● What the task requires
Reproduce every entry exactly and leave its pictures out.

— begin Data supplied —

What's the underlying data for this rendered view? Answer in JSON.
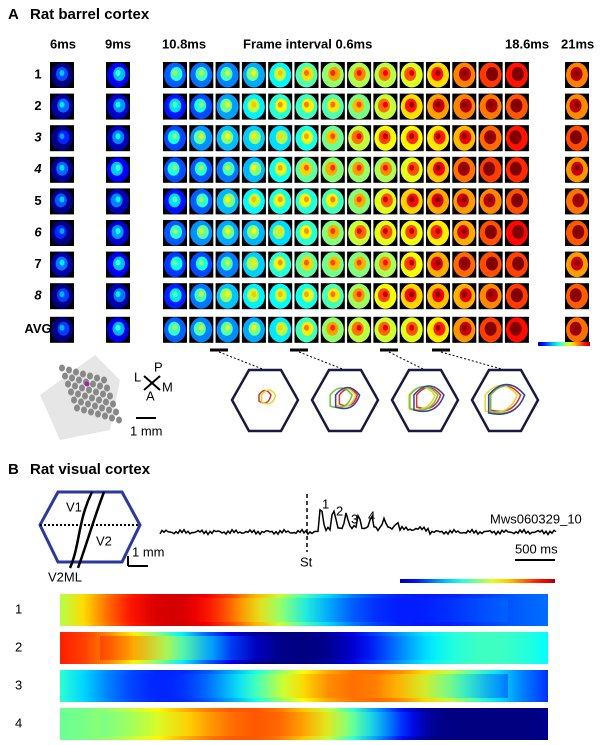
{
  "panel_a": {
    "letter": "A",
    "title": "Rat barrel cortex",
    "time_labels": [
      "6ms",
      "9ms",
      "10.8ms",
      "Frame interval 0.6ms",
      "18.6ms",
      "21ms"
    ],
    "rows": [
      {
        "label": "1",
        "color": "#000000",
        "italic": false
      },
      {
        "label": "2",
        "color": "#000000",
        "italic": false
      },
      {
        "label": "3",
        "color": "#d8302a",
        "italic": true
      },
      {
        "label": "4",
        "color": "#e8d52a",
        "italic": true
      },
      {
        "label": "5",
        "color": "#000000",
        "italic": false
      },
      {
        "label": "6",
        "color": "#6cc43a",
        "italic": true
      },
      {
        "label": "7",
        "color": "#000000",
        "italic": false
      },
      {
        "label": "8",
        "color": "#3a3fa0",
        "italic": true
      },
      {
        "label": "AVG",
        "color": "#000000",
        "italic": false
      }
    ],
    "orientation": {
      "left": "L",
      "posterior": "P",
      "anterior": "A",
      "medial": "M"
    },
    "scale_bar": "1 mm"
  },
  "panel_b": {
    "letter": "B",
    "title": "Rat visual cortex",
    "map_labels": [
      "V1",
      "V2",
      "V2ML"
    ],
    "scale_bar": "1 mm",
    "peak_labels": [
      "1",
      "2",
      "3",
      "4"
    ],
    "stimulus": "St",
    "recording_id": "Mws060329_10",
    "time_scale": "500 ms",
    "rows": [
      "1",
      "2",
      "3",
      "4"
    ]
  }
}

— end Data supplied —

● Full response
What's the underlying data for this rendered view? Answer in JSON.
{
  "panel_a": {
    "letter": "A",
    "title": "Rat barrel cortex",
    "time_labels": [
      "6ms",
      "9ms",
      "10.8ms",
      "Frame interval 0.6ms",
      "18.6ms",
      "21ms"
    ],
    "rows": [
      {
        "label": "1",
        "color": "#000000",
        "italic": false
      },
      {
        "label": "2",
        "color": "#000000",
        "italic": false
      },
      {
        "label": "3",
        "color": "#d8302a",
        "italic": true
      },
      {
        "label": "4",
        "color": "#e8d52a",
        "italic": true
      },
      {
        "label": "5",
        "color": "#000000",
        "italic": false
      },
      {
        "label": "6",
        "color": "#6cc43a",
        "italic": true
      },
      {
        "label": "7",
        "color": "#000000",
        "italic": false
      },
      {
        "label": "8",
        "color": "#3a3fa0",
        "italic": true
      },
      {
        "label": "AVG",
        "color": "#000000",
        "italic": false
      }
    ],
    "orientation": {
      "left": "L",
      "posterior": "P",
      "anterior": "A",
      "medial": "M"
    },
    "scale_bar": "1 mm"
  },
  "panel_b": {
    "letter": "B",
    "title": "Rat visual cortex",
    "map_labels": [
      "V1",
      "V2",
      "V2ML"
    ],
    "scale_bar": "1 mm",
    "peak_labels": [
      "1",
      "2",
      "3",
      "4"
    ],
    "stimulus": "St",
    "recording_id": "Mws060329_10",
    "time_scale": "500 ms",
    "rows": [
      "1",
      "2",
      "3",
      "4"
    ]
  }
}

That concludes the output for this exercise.